Rewrite the data from its first line through the line with "x-tick-label: 吴江区 [560,265,597,279]", replacing "data-label" with "value-label" and changing nothing else.

__Excerpts from a layout annotation set__:
※

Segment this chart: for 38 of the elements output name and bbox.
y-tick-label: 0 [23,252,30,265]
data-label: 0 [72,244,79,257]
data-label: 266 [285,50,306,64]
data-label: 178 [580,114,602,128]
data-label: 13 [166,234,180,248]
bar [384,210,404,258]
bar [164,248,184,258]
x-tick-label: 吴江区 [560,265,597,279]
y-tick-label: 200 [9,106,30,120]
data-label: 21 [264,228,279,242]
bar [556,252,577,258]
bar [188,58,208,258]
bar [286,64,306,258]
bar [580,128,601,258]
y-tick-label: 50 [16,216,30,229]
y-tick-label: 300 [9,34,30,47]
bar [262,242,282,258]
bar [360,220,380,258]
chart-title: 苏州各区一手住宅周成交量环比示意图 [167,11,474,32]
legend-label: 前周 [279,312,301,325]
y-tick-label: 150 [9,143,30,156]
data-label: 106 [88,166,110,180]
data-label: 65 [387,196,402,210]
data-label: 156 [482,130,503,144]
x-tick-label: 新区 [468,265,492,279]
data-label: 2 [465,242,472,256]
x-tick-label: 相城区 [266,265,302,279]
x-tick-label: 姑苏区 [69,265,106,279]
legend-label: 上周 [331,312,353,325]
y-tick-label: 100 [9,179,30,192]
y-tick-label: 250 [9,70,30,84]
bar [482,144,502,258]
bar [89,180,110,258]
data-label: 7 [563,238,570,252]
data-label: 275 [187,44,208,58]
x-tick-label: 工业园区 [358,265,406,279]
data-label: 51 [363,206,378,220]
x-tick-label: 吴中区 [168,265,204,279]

※

__Exercise response__:
Segment this chart: for 38 of the elements output name and bbox.
y-tick-label: 0 [23,252,30,265]
value-label: 0 [72,244,79,257]
value-label: 266 [285,50,306,64]
value-label: 178 [580,114,602,128]
value-label: 13 [166,234,180,248]
bar [384,210,404,258]
bar [164,248,184,258]
x-tick-label: 吴江区 [560,265,597,279]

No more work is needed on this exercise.